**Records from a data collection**

....................

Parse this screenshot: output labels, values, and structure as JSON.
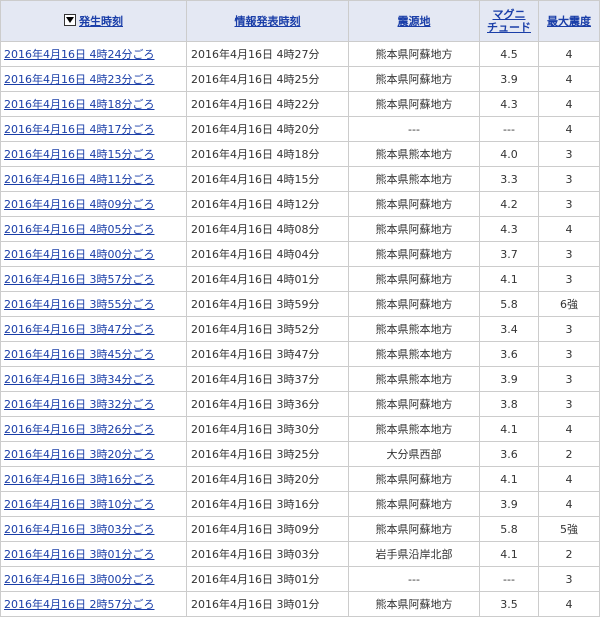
{
  "headers": {
    "occurred": "発生時刻",
    "published": "情報発表時刻",
    "epicenter": "震源地",
    "magnitude_line1": "マグニ",
    "magnitude_line2": "チュード",
    "max_intensity": "最大震度",
    "sort_icon": "sort-descending-icon"
  },
  "rows": [
    {
      "occurred": "2016年4月16日 4時24分ごろ",
      "published": "2016年4月16日 4時27分",
      "epicenter": "熊本県阿蘇地方",
      "magnitude": "4.5",
      "intensity": "4"
    },
    {
      "occurred": "2016年4月16日 4時23分ごろ",
      "published": "2016年4月16日 4時25分",
      "epicenter": "熊本県阿蘇地方",
      "magnitude": "3.9",
      "intensity": "4"
    },
    {
      "occurred": "2016年4月16日 4時18分ごろ",
      "published": "2016年4月16日 4時22分",
      "epicenter": "熊本県阿蘇地方",
      "magnitude": "4.3",
      "intensity": "4"
    },
    {
      "occurred": "2016年4月16日 4時17分ごろ",
      "published": "2016年4月16日 4時20分",
      "epicenter": "---",
      "magnitude": "---",
      "intensity": "4"
    },
    {
      "occurred": "2016年4月16日 4時15分ごろ",
      "published": "2016年4月16日 4時18分",
      "epicenter": "熊本県熊本地方",
      "magnitude": "4.0",
      "intensity": "3"
    },
    {
      "occurred": "2016年4月16日 4時11分ごろ",
      "published": "2016年4月16日 4時15分",
      "epicenter": "熊本県熊本地方",
      "magnitude": "3.3",
      "intensity": "3"
    },
    {
      "occurred": "2016年4月16日 4時09分ごろ",
      "published": "2016年4月16日 4時12分",
      "epicenter": "熊本県阿蘇地方",
      "magnitude": "4.2",
      "intensity": "3"
    },
    {
      "occurred": "2016年4月16日 4時05分ごろ",
      "published": "2016年4月16日 4時08分",
      "epicenter": "熊本県阿蘇地方",
      "magnitude": "4.3",
      "intensity": "4"
    },
    {
      "occurred": "2016年4月16日 4時00分ごろ",
      "published": "2016年4月16日 4時04分",
      "epicenter": "熊本県阿蘇地方",
      "magnitude": "3.7",
      "intensity": "3"
    },
    {
      "occurred": "2016年4月16日 3時57分ごろ",
      "published": "2016年4月16日 4時01分",
      "epicenter": "熊本県阿蘇地方",
      "magnitude": "4.1",
      "intensity": "3"
    },
    {
      "occurred": "2016年4月16日 3時55分ごろ",
      "published": "2016年4月16日 3時59分",
      "epicenter": "熊本県阿蘇地方",
      "magnitude": "5.8",
      "intensity": "6強"
    },
    {
      "occurred": "2016年4月16日 3時47分ごろ",
      "published": "2016年4月16日 3時52分",
      "epicenter": "熊本県熊本地方",
      "magnitude": "3.4",
      "intensity": "3"
    },
    {
      "occurred": "2016年4月16日 3時45分ごろ",
      "published": "2016年4月16日 3時47分",
      "epicenter": "熊本県熊本地方",
      "magnitude": "3.6",
      "intensity": "3"
    },
    {
      "occurred": "2016年4月16日 3時34分ごろ",
      "published": "2016年4月16日 3時37分",
      "epicenter": "熊本県熊本地方",
      "magnitude": "3.9",
      "intensity": "3"
    },
    {
      "occurred": "2016年4月16日 3時32分ごろ",
      "published": "2016年4月16日 3時36分",
      "epicenter": "熊本県阿蘇地方",
      "magnitude": "3.8",
      "intensity": "3"
    },
    {
      "occurred": "2016年4月16日 3時26分ごろ",
      "published": "2016年4月16日 3時30分",
      "epicenter": "熊本県熊本地方",
      "magnitude": "4.1",
      "intensity": "4"
    },
    {
      "occurred": "2016年4月16日 3時20分ごろ",
      "published": "2016年4月16日 3時25分",
      "epicenter": "大分県西部",
      "magnitude": "3.6",
      "intensity": "2"
    },
    {
      "occurred": "2016年4月16日 3時16分ごろ",
      "published": "2016年4月16日 3時20分",
      "epicenter": "熊本県阿蘇地方",
      "magnitude": "4.1",
      "intensity": "4"
    },
    {
      "occurred": "2016年4月16日 3時10分ごろ",
      "published": "2016年4月16日 3時16分",
      "epicenter": "熊本県阿蘇地方",
      "magnitude": "3.9",
      "intensity": "4"
    },
    {
      "occurred": "2016年4月16日 3時03分ごろ",
      "published": "2016年4月16日 3時09分",
      "epicenter": "熊本県阿蘇地方",
      "magnitude": "5.8",
      "intensity": "5強"
    },
    {
      "occurred": "2016年4月16日 3時01分ごろ",
      "published": "2016年4月16日 3時03分",
      "epicenter": "岩手県沿岸北部",
      "magnitude": "4.1",
      "intensity": "2"
    },
    {
      "occurred": "2016年4月16日 3時00分ごろ",
      "published": "2016年4月16日 3時01分",
      "epicenter": "---",
      "magnitude": "---",
      "intensity": "3"
    },
    {
      "occurred": "2016年4月16日 2時57分ごろ",
      "published": "2016年4月16日 3時01分",
      "epicenter": "熊本県阿蘇地方",
      "magnitude": "3.5",
      "intensity": "4"
    }
  ]
}
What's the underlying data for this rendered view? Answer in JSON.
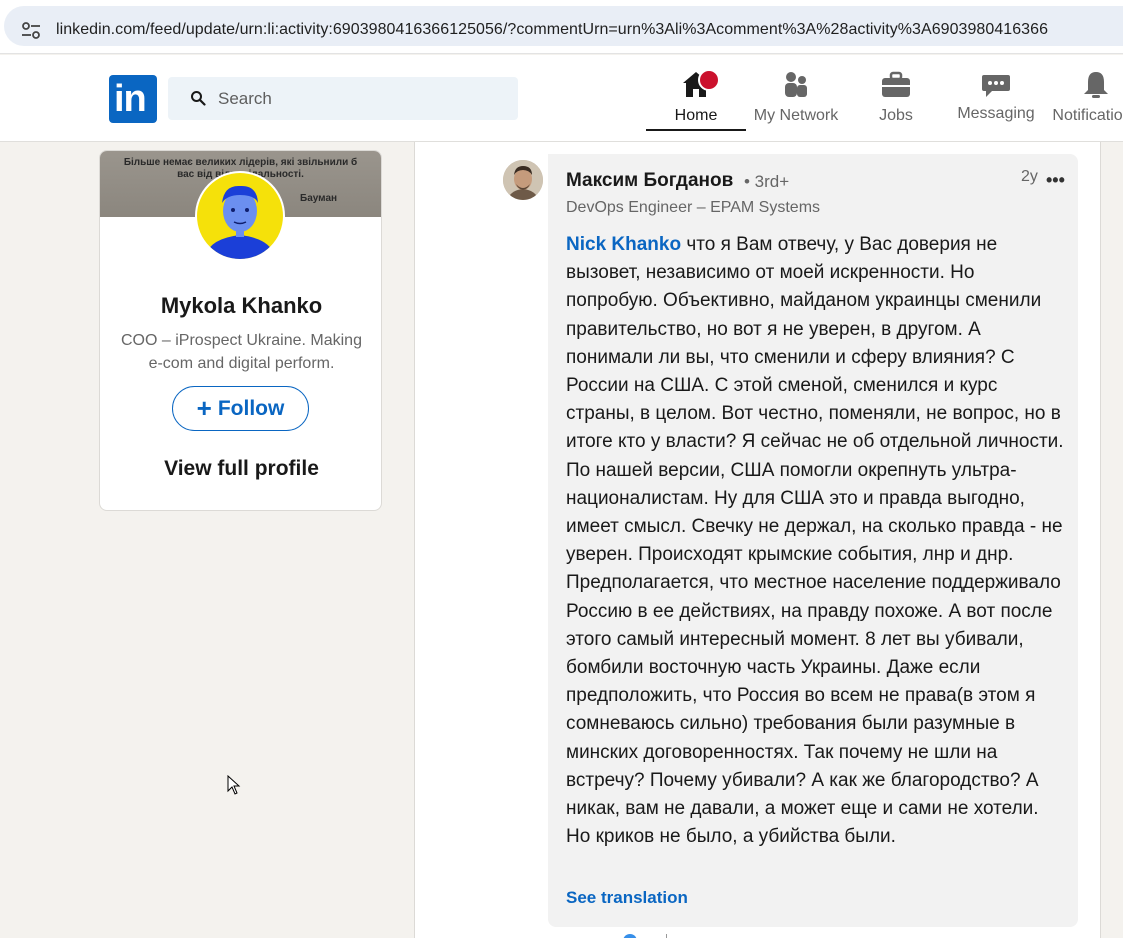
{
  "browser": {
    "url": "linkedin.com/feed/update/urn:li:activity:6903980416366125056/?commentUrn=urn%3Ali%3Acomment%3A%28activity%3A6903980416366"
  },
  "nav": {
    "logo_text": "in",
    "search_placeholder": "Search",
    "items": [
      {
        "label": "Home",
        "icon": "home-icon"
      },
      {
        "label": "My Network",
        "icon": "people-icon"
      },
      {
        "label": "Jobs",
        "icon": "briefcase-icon"
      },
      {
        "label": "Messaging",
        "icon": "chat-icon"
      },
      {
        "label": "Notifications",
        "icon": "bell-icon"
      }
    ]
  },
  "profile": {
    "banner_quote": "Більше немає великих лідерів, які звільнили б вас від відповідальності.",
    "banner_author": "Бауман",
    "name": "Mykola Khanko",
    "headline": "COO – iProspect Ukraine. Making e-com and digital perform.",
    "follow_label": "Follow",
    "view_full_label": "View full profile"
  },
  "comment": {
    "author": "Максим Богданов",
    "degree": "• 3rd+",
    "time": "2y",
    "more": "•••",
    "title": "DevOps Engineer – EPAM Systems",
    "mention": "Nick Khanko",
    "body": " что я Вам отвечу, у Вас доверия не вызовет, независимо от моей искренности. Но попробую. Объективно, майданом украинцы сменили правительство, но вот я не уверен, в другом. А понимали ли вы, что сменили и сферу влияния? С России на США. С этой сменой, сменился и курс страны, в целом. Вот честно, поменяли, не вопрос, но в итоге кто у власти? Я сейчас не об отдельной личности. По нашей версии, США помогли окрепнуть ультра-националистам. Ну для США это и правда выгодно, имеет смысл. Свечку не держал, на сколько правда - не уверен. Происходят крымские события, лнр и днр. Предполагается, что местное население поддерживало Россию в ее действиях, на правду похоже. А вот после этого самый интересный момент. 8 лет вы убивали, бомбили восточную часть Украины. Даже если предположить, что Россия во всем не права(в этом я сомневаюсь сильно) требования были разумные в минских договоренностях. Так почему не шли на встречу? Почему убивали? А как же благородство? А никак, вам не давали, а может еще и сами не хотели. Но криков не было, а убийства были.",
    "see_translation": "See translation"
  },
  "colors": {
    "brand": "#0a66c2",
    "badge": "#cb112d",
    "page_bg": "#f4f2ee"
  }
}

....................

**DIRECTIONS FOR THIS TASK**
Only the number is wanted: how many lines in the data include the word "JSON"?

**FINISHED ANSWER**
2